*The exercise:* Determine how many lines in these records hold "Фамилия". Only the number is wanted.

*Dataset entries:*
====================

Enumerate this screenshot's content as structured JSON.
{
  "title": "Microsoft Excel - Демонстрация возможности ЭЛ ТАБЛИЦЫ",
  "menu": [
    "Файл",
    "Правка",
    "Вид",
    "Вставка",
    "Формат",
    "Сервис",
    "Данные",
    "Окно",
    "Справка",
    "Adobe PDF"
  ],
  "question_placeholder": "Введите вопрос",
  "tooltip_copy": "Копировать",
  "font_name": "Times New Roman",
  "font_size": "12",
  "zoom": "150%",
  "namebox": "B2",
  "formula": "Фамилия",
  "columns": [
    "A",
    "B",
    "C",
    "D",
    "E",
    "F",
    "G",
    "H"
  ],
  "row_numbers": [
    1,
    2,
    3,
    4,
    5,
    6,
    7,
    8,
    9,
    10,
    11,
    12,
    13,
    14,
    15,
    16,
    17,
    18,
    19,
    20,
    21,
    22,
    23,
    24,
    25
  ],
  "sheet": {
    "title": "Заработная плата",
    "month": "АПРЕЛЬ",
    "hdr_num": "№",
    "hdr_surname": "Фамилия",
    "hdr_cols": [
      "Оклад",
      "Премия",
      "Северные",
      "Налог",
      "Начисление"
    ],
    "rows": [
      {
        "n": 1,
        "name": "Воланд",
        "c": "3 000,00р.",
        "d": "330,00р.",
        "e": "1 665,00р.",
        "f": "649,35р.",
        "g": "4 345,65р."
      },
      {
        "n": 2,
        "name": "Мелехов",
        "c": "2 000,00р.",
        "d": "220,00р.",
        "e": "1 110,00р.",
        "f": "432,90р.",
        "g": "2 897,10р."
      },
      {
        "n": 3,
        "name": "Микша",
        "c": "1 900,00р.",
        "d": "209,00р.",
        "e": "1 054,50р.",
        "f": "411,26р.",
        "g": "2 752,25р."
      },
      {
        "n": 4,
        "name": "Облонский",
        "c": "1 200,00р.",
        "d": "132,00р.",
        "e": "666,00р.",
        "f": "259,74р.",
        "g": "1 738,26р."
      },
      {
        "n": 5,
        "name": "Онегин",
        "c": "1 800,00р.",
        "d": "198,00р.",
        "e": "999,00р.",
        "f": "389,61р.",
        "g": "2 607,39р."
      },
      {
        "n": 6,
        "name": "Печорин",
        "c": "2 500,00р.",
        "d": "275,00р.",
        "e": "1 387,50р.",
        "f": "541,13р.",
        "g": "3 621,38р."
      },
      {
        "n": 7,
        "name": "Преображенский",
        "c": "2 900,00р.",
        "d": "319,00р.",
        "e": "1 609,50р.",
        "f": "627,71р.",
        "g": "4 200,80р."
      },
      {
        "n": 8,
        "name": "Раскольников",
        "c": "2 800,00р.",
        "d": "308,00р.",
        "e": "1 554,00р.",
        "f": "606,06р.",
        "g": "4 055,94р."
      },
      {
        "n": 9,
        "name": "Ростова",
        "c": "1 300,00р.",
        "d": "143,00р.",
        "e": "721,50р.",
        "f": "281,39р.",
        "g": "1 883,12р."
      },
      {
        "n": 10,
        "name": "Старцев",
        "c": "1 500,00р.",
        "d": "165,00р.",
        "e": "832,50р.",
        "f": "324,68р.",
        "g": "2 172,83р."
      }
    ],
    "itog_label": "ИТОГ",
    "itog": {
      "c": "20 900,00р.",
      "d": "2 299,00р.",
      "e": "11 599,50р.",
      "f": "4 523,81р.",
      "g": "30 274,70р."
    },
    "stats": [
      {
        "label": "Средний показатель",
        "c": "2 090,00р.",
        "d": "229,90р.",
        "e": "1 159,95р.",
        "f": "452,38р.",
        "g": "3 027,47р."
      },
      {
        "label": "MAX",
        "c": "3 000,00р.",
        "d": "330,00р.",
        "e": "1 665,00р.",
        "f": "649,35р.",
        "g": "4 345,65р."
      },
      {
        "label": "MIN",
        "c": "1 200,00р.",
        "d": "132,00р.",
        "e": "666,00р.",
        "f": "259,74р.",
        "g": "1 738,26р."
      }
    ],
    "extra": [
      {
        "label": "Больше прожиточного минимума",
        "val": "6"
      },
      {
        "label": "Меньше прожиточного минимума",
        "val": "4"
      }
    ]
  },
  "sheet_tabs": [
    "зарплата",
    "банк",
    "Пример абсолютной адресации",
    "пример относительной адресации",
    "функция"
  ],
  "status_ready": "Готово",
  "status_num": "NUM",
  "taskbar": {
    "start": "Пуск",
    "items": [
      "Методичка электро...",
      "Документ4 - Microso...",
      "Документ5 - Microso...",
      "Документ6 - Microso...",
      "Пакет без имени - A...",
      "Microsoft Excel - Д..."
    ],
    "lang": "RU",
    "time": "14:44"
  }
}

====================

*Response:* 2